Goal of the exercise
Images appear in the records below; leave them out and repeat everything else exactly.

— start of Supplied material —

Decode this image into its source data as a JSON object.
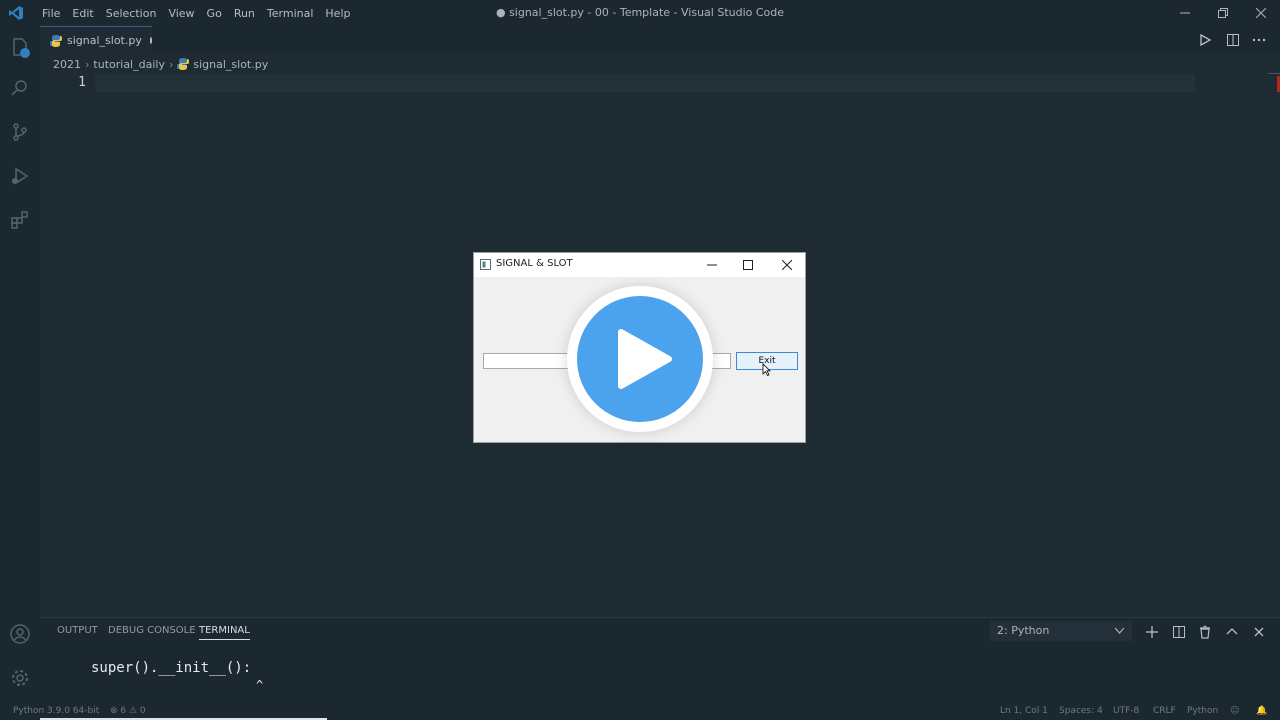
{
  "window": {
    "title": "● signal_slot.py - 00 - Template - Visual Studio Code",
    "menu": [
      "File",
      "Edit",
      "Selection",
      "View",
      "Go",
      "Run",
      "Terminal",
      "Help"
    ]
  },
  "tab": {
    "name": "signal_slot.py"
  },
  "breadcrumb": [
    "2021",
    "tutorial_daily",
    "signal_slot.py"
  ],
  "editor": {
    "line_number": "1"
  },
  "dialog": {
    "title": "SIGNAL & SLOT",
    "exit_label": "Exit"
  },
  "panel": {
    "tabs": [
      "OUTPUT",
      "DEBUG CONSOLE",
      "TERMINAL"
    ],
    "active_tab": "TERMINAL",
    "terminal_select": "2: Python",
    "terminal_text": "super().__init__():",
    "caret_text": "^"
  },
  "status": {
    "python": "Python 3.9.0 64-bit",
    "problems": "⊗ 6  ⚠ 0",
    "position": "Ln 1, Col 1",
    "spaces": "Spaces: 4",
    "encoding": "UTF-8",
    "eol": "CRLF",
    "language": "Python"
  },
  "colors": {
    "accent": "#4aa3ec",
    "background": "#1f2b33"
  }
}
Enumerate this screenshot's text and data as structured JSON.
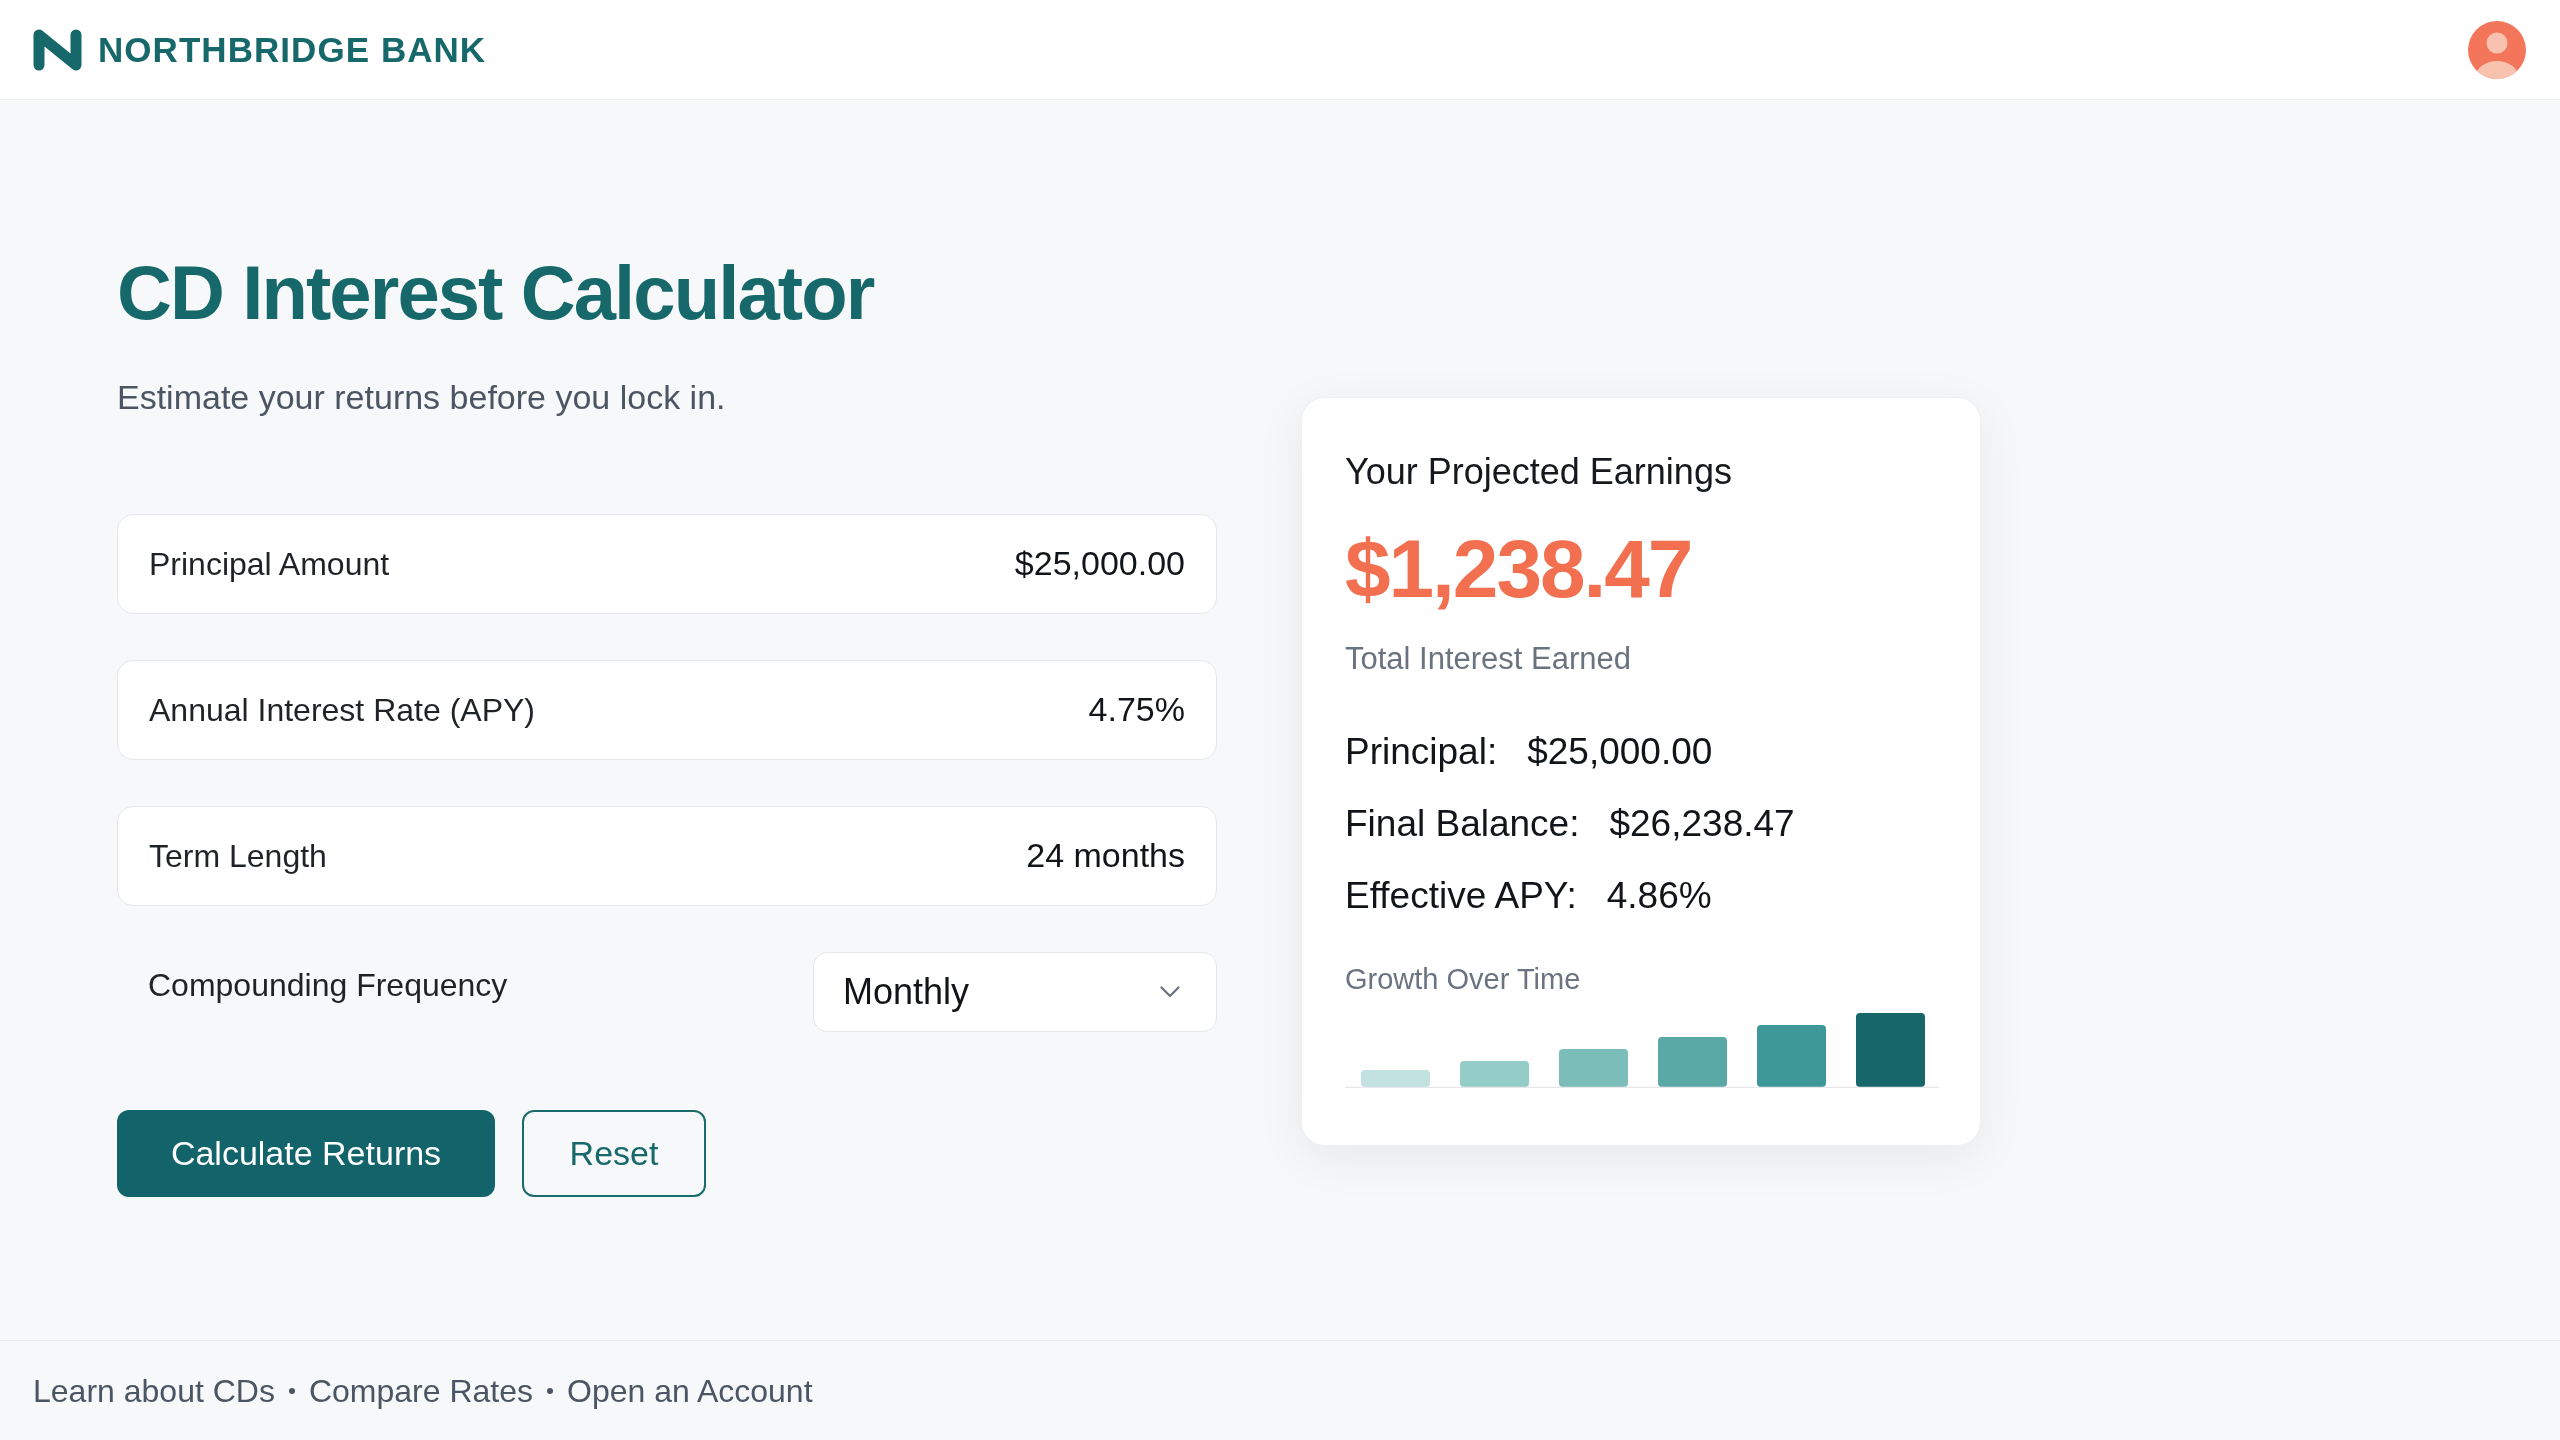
{
  "header": {
    "brand": "NORTHBRIDGE BANK"
  },
  "page": {
    "title": "CD Interest Calculator",
    "subtitle": "Estimate your returns before you lock in."
  },
  "fields": [
    {
      "kind": "input",
      "label": "Principal Amount",
      "value": "$25,000.00"
    },
    {
      "kind": "input",
      "label": "Annual Interest Rate (APY)",
      "value": "4.75%"
    },
    {
      "kind": "input",
      "label": "Term Length",
      "value": "24 months"
    },
    {
      "kind": "select",
      "label": "Compounding Frequency",
      "value": "Monthly"
    }
  ],
  "buttons": [
    {
      "kind": "primary",
      "label": "Calculate Returns"
    },
    {
      "kind": "secondary",
      "label": "Reset"
    }
  ],
  "results": {
    "title": "Your Projected Earnings",
    "amount": "$1,238.47",
    "amount_label": "Total Interest Earned",
    "rows": [
      {
        "label": "Principal:",
        "value": "$25,000.00"
      },
      {
        "label": "Final Balance:",
        "value": "$26,238.47"
      },
      {
        "label": "Effective APY:",
        "value": "4.86%"
      }
    ],
    "chart_title": "Growth Over Time"
  },
  "footer": {
    "links": [
      "Learn about CDs",
      "Compare Rates",
      "Open an Account"
    ]
  }
}
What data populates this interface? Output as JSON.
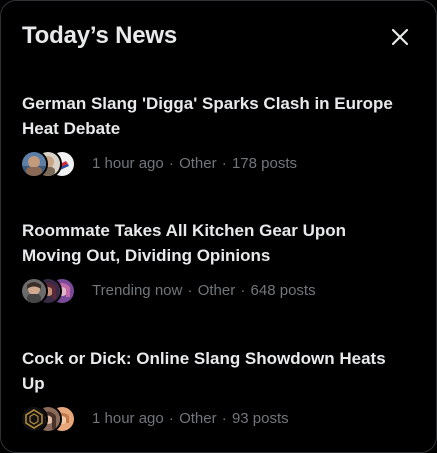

— end of Supplied material —

Correct response
Decode this image into its source data as a JSON object.
{
  "window": {
    "title": "● signal_slot.py - 00 - Template - Visual Studio Code",
    "menu": [
      "File",
      "Edit",
      "Selection",
      "View",
      "Go",
      "Run",
      "Terminal",
      "Help"
    ]
  },
  "tab": {
    "name": "signal_slot.py"
  },
  "breadcrumb": [
    "2021",
    "tutorial_daily",
    "signal_slot.py"
  ],
  "editor": {
    "line_number": "1"
  },
  "dialog": {
    "title": "SIGNAL & SLOT",
    "exit_label": "Exit"
  },
  "panel": {
    "tabs": [
      "OUTPUT",
      "DEBUG CONSOLE",
      "TERMINAL"
    ],
    "active_tab": "TERMINAL",
    "terminal_select": "2: Python",
    "terminal_text": "super().__init__():",
    "caret_text": "^"
  },
  "status": {
    "python": "Python 3.9.0 64-bit",
    "problems": "⊗ 6  ⚠ 0",
    "position": "Ln 1, Col 1",
    "spaces": "Spaces: 4",
    "encoding": "UTF-8",
    "eol": "CRLF",
    "language": "Python"
  },
  "colors": {
    "accent": "#4aa3ec",
    "background": "#1f2b33"
  }
}
Enumerate this screenshot's text and data as structured JSON.
{
  "header": {
    "brand": "NORTHBRIDGE BANK"
  },
  "page": {
    "title": "CD Interest Calculator",
    "subtitle": "Estimate your returns before you lock in."
  },
  "fields": [
    {
      "kind": "input",
      "label": "Principal Amount",
      "value": "$25,000.00"
    },
    {
      "kind": "input",
      "label": "Annual Interest Rate (APY)",
      "value": "4.75%"
    },
    {
      "kind": "input",
      "label": "Term Length",
      "value": "24 months"
    },
    {
      "kind": "select",
      "label": "Compounding Frequency",
      "value": "Monthly"
    }
  ],
  "buttons": [
    {
      "kind": "primary",
      "label": "Calculate Returns"
    },
    {
      "kind": "secondary",
      "label": "Reset"
    }
  ],
  "results": {
    "title": "Your Projected Earnings",
    "amount": "$1,238.47",
    "amount_label": "Total Interest Earned",
    "rows": [
      {
        "label": "Principal:",
        "value": "$25,000.00"
      },
      {
        "label": "Final Balance:",
        "value": "$26,238.47"
      },
      {
        "label": "Effective APY:",
        "value": "4.86%"
      }
    ],
    "chart_title": "Growth Over Time"
  },
  "footer": {
    "links": [
      "Learn about CDs",
      "Compare Rates",
      "Open an Account"
    ]
  }
}
What data populates this interface? Output as JSON.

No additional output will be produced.